## AIM OF THE EXERCISE
Each line containing the word "value" should be found and copied.
_ _ _ _
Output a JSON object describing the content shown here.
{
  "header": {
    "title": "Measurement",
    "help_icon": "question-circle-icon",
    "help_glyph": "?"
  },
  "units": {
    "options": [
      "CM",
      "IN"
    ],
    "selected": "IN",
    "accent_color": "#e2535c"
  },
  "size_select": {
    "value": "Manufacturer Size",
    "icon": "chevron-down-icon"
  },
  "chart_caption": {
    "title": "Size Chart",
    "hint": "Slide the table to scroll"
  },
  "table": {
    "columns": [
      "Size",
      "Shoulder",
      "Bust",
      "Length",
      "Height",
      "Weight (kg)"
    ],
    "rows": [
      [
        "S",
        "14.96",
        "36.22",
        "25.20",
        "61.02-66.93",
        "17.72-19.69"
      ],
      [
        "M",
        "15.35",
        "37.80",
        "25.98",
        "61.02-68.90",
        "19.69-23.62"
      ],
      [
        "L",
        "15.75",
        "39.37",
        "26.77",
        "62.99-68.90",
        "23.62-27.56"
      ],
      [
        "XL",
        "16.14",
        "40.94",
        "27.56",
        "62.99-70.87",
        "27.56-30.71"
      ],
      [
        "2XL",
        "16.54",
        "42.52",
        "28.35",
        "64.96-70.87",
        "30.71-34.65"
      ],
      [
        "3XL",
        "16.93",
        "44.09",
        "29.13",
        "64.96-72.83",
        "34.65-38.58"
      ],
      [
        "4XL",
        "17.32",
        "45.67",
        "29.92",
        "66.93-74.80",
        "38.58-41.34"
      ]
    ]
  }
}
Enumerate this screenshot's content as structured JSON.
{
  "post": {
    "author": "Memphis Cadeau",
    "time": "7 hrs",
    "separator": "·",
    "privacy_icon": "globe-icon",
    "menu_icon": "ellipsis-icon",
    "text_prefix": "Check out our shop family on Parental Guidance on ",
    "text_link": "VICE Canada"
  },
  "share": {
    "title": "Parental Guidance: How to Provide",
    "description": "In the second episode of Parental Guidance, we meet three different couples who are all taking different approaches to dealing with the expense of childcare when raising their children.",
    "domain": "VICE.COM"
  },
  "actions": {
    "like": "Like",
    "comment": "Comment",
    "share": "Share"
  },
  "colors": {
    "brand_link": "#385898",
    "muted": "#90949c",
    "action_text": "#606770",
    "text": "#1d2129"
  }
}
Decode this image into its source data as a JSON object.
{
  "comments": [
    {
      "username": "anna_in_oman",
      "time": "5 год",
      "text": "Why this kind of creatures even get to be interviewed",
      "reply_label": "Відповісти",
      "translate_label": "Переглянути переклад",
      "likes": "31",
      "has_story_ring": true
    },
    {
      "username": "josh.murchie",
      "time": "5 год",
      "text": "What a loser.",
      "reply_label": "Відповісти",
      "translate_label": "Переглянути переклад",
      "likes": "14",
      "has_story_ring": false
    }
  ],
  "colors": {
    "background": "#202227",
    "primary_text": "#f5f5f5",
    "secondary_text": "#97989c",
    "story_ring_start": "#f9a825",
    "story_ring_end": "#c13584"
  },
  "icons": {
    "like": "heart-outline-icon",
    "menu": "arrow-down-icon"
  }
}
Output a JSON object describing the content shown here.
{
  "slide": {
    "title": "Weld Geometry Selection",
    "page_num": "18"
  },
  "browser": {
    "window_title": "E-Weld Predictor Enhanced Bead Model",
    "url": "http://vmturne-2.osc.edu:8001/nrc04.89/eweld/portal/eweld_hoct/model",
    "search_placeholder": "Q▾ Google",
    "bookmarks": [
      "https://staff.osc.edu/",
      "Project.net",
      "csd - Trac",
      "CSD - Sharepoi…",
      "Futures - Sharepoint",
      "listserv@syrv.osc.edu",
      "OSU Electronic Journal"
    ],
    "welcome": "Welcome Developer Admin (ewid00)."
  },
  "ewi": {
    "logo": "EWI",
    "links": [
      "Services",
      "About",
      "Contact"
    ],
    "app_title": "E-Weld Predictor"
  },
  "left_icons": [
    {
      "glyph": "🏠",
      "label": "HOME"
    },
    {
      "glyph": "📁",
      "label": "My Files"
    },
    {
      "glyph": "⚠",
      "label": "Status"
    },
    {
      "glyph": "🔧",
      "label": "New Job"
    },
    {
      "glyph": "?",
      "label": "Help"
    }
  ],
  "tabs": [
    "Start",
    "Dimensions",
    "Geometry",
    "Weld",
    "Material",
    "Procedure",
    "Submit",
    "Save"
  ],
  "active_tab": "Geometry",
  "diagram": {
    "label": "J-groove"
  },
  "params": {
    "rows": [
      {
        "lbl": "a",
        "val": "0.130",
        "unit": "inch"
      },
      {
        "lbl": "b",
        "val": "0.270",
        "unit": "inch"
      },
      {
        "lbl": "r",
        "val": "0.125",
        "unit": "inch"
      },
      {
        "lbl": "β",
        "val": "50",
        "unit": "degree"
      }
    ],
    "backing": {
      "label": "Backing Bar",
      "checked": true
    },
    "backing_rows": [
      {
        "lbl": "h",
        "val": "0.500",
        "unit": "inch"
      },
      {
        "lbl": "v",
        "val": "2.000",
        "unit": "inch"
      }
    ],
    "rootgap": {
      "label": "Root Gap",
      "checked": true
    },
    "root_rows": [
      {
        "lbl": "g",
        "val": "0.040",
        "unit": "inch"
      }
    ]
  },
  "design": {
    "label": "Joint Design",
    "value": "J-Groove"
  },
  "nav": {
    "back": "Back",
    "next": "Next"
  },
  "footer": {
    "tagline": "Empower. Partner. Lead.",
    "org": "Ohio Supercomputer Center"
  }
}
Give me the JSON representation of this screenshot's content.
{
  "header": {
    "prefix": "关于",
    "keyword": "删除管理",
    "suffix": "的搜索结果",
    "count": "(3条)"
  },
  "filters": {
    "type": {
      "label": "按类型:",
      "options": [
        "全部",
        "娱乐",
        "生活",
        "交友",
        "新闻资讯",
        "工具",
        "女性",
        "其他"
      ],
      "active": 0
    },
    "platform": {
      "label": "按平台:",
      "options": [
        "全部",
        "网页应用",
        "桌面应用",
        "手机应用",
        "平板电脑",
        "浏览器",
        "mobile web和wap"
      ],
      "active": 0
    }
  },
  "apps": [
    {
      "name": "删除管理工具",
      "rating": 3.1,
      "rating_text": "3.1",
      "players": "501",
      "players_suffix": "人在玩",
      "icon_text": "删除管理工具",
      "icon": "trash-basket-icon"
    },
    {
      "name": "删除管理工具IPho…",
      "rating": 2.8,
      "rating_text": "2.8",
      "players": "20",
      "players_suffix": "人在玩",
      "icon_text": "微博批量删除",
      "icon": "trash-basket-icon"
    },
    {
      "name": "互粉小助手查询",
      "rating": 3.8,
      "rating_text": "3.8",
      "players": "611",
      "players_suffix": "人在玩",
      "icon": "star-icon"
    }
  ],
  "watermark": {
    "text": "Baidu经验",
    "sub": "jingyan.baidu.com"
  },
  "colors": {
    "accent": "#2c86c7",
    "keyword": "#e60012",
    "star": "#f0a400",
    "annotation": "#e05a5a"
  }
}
_ _ _ _
## ANSWER TO THIS TASK
    "value": "Manufacturer Size",
    "value": "J-Groove"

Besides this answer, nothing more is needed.